» Problem to work on
Exact reproduction is required for all entries.

________________________________________

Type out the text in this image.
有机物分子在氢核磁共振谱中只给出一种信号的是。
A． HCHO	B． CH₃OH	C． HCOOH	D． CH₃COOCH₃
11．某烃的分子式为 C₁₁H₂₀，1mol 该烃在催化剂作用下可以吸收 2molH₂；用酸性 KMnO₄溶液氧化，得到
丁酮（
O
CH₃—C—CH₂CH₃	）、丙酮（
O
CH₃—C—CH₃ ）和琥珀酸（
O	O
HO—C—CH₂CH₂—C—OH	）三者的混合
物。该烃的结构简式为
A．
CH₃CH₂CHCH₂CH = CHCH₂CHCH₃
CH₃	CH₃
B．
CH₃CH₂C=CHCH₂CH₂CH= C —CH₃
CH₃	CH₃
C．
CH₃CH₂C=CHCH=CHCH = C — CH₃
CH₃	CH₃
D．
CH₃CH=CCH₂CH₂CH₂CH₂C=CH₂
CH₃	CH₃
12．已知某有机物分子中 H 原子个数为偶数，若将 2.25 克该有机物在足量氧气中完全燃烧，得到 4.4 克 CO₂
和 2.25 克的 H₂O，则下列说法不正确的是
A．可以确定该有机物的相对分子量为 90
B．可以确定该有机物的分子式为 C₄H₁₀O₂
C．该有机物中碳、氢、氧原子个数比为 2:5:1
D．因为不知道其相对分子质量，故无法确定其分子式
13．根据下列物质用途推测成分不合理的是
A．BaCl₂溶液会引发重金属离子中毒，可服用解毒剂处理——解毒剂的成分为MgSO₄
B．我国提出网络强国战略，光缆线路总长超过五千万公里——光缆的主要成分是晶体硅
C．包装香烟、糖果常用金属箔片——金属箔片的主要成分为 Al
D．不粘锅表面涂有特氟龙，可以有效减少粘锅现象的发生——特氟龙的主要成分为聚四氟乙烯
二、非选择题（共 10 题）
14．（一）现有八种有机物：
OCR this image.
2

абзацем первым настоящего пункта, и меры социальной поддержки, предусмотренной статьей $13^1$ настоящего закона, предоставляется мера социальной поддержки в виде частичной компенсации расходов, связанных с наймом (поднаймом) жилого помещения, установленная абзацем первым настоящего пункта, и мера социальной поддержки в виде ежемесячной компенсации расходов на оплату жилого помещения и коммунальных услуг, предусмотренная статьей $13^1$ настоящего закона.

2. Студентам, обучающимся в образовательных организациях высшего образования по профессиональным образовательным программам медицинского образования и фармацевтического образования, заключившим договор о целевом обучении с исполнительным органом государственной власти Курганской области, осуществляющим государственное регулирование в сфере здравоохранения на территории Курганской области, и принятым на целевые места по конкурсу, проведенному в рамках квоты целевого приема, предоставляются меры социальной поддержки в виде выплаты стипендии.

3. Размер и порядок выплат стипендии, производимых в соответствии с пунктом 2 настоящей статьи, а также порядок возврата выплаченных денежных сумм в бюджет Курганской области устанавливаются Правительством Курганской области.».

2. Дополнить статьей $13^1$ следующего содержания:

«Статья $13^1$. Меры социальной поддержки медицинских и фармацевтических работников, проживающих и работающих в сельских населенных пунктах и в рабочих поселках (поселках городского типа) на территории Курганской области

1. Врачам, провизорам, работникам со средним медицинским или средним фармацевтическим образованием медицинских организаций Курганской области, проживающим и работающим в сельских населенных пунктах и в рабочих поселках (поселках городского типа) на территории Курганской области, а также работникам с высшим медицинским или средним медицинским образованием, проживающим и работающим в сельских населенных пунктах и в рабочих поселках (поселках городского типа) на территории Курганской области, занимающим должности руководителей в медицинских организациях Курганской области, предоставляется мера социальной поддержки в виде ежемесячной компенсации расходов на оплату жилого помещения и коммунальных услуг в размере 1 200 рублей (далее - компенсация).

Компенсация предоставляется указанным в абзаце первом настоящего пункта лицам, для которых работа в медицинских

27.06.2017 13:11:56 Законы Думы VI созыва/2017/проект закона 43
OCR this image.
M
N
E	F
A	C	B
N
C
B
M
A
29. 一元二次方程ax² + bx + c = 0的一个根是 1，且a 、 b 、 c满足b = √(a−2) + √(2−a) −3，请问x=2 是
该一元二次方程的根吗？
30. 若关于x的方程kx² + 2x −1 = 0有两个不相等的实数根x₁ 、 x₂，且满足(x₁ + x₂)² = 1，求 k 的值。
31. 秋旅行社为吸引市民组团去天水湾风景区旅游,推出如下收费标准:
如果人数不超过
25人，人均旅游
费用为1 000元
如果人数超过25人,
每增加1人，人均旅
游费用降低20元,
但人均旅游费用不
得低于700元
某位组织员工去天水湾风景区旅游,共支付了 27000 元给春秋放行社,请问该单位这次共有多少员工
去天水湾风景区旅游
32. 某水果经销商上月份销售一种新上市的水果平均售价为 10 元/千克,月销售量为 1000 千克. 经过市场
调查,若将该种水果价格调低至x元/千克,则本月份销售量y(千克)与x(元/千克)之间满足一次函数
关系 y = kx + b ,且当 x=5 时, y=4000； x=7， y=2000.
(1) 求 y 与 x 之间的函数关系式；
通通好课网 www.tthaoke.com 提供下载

________________________________________

» Result
Type out the text in this image.
有机物分子在氢核磁共振谱中只给出一种信号的是。
A． HCHO	B． CH₃OH	C． HCOOH	D． CH₃COOCH₃
11．某烃的分子式为 C₁₁H₂₀，1mol 该烃在催化剂作用下可以吸收 2molH₂；用酸性 KMnO₄溶液氧化，得到
丁酮（
O
CH₃—C—CH₂CH₃	）、丙酮（
O
CH₃—C—CH₃ ）和琥珀酸（
O	O
HO—C—CH₂CH₂—C—OH	）三者的混合
物。该烃的结构简式为
A．
CH₃CH₂CHCH₂CH = CHCH₂CHCH₃
CH₃	CH₃
B．
CH₃CH₂C=CHCH₂CH₂CH= C —CH₃
CH₃	CH₃
C．
CH₃CH₂C=CHCH=CHCH = C — CH₃
CH₃	CH₃
D．
CH₃CH=CCH₂CH₂CH₂CH₂C=CH₂
CH₃	CH₃
12．已知某有机物分子中 H 原子个数为偶数，若将 2.25 克该有机物在足量氧气中完全燃烧，得到 4.4 克 CO₂
和 2.25 克的 H₂O，则下列说法不正确的是
A．可以确定该有机物的相对分子量为 90
B．可以确定该有机物的分子式为 C₄H₁₀O₂
C．该有机物中碳、氢、氧原子个数比为 2:5:1
D．因为不知道其相对分子质量，故无法确定其分子式
13．根据下列物质用途推测成分不合理的是
A．BaCl₂溶液会引发重金属离子中毒，可服用解毒剂处理——解毒剂的成分为MgSO₄
B．我国提出网络强国战略，光缆线路总长超过五千万公里——光缆的主要成分是晶体硅
C．包装香烟、糖果常用金属箔片——金属箔片的主要成分为 Al
D．不粘锅表面涂有特氟龙，可以有效减少粘锅现象的发生——特氟龙的主要成分为聚四氟乙烯
二、非选择题（共 10 题）
14．（一）现有八种有机物：
OCR this image.
2

абзацем первым настоящего пункта, и меры социальной поддержки, предусмотренной статьей $13^1$ настоящего закона, предоставляется мера социальной поддержки в виде частичной компенсации расходов, связанных с наймом (поднаймом) жилого помещения, установленная абзацем первым настоящего пункта, и мера социальной поддержки в виде ежемесячной компенсации расходов на оплату жилого помещения и коммунальных услуг, предусмотренная статьей $13^1$ настоящего закона.

2. Студентам, обучающимся в образовательных организациях высшего образования по профессиональным образовательным программам медицинского образования и фармацевтического образования, заключившим договор о целевом обучении с исполнительным органом государственной власти Курганской области, осуществляющим государственное регулирование в сфере здравоохранения на территории Курганской области, и принятым на целевые места по конкурсу, проведенному в рамках квоты целевого приема, предоставляются меры социальной поддержки в виде выплаты стипендии.

3. Размер и порядок выплат стипендии, производимых в соответствии с пунктом 2 настоящей статьи, а также порядок возврата выплаченных денежных сумм в бюджет Курганской области устанавливаются Правительством Курганской области.».

2. Дополнить статьей $13^1$ следующего содержания:

«Статья $13^1$. Меры социальной поддержки медицинских и фармацевтических работников, проживающих и работающих в сельских населенных пунктах и в рабочих поселках (поселках городского типа) на территории Курганской области

1. Врачам, провизорам, работникам со средним медицинским или средним фармацевтическим образованием медицинских организаций Курганской области, проживающим и работающим в сельских населенных пунктах и в рабочих поселках (поселках городского типа) на территории Курганской области, а также работникам с высшим медицинским или средним медицинским образованием, проживающим и работающим в сельских населенных пунктах и в рабочих поселках (поселках городского типа) на территории Курганской области, занимающим должности руководителей в медицинских организациях Курганской области, предоставляется мера социальной поддержки в виде ежемесячной компенсации расходов на оплату жилого помещения и коммунальных услуг в размере 1 200 рублей (далее - компенсация).

Компенсация предоставляется указанным в абзаце первом настоящего пункта лицам, для которых работа в медицинских

27.06.2017 13:11:56 Законы Думы VI созыва/2017/проект закона 43
OCR this image.
M
N
E	F
A	C	B
N
C
B
M
A
29. 一元二次方程ax² + bx + c = 0的一个根是 1，且a 、 b 、 c满足b = √(a−2) + √(2−a) −3，请问x=2 是
该一元二次方程的根吗？
30. 若关于x的方程kx² + 2x −1 = 0有两个不相等的实数根x₁ 、 x₂，且满足(x₁ + x₂)² = 1，求 k 的值。
31. 秋旅行社为吸引市民组团去天水湾风景区旅游,推出如下收费标准:
如果人数不超过
25人，人均旅游
费用为1 000元
如果人数超过25人,
每增加1人，人均旅
游费用降低20元,
但人均旅游费用不
得低于700元
某位组织员工去天水湾风景区旅游,共支付了 27000 元给春秋放行社,请问该单位这次共有多少员工
去天水湾风景区旅游
32. 某水果经销商上月份销售一种新上市的水果平均售价为 10 元/千克,月销售量为 1000 千克. 经过市场
调查,若将该种水果价格调低至x元/千克,则本月份销售量y(千克)与x(元/千克)之间满足一次函数
关系 y = kx + b ,且当 x=5 时, y=4000； x=7， y=2000.
(1) 求 y 与 x 之间的函数关系式；
通通好课网 www.tthaoke.com 提供下载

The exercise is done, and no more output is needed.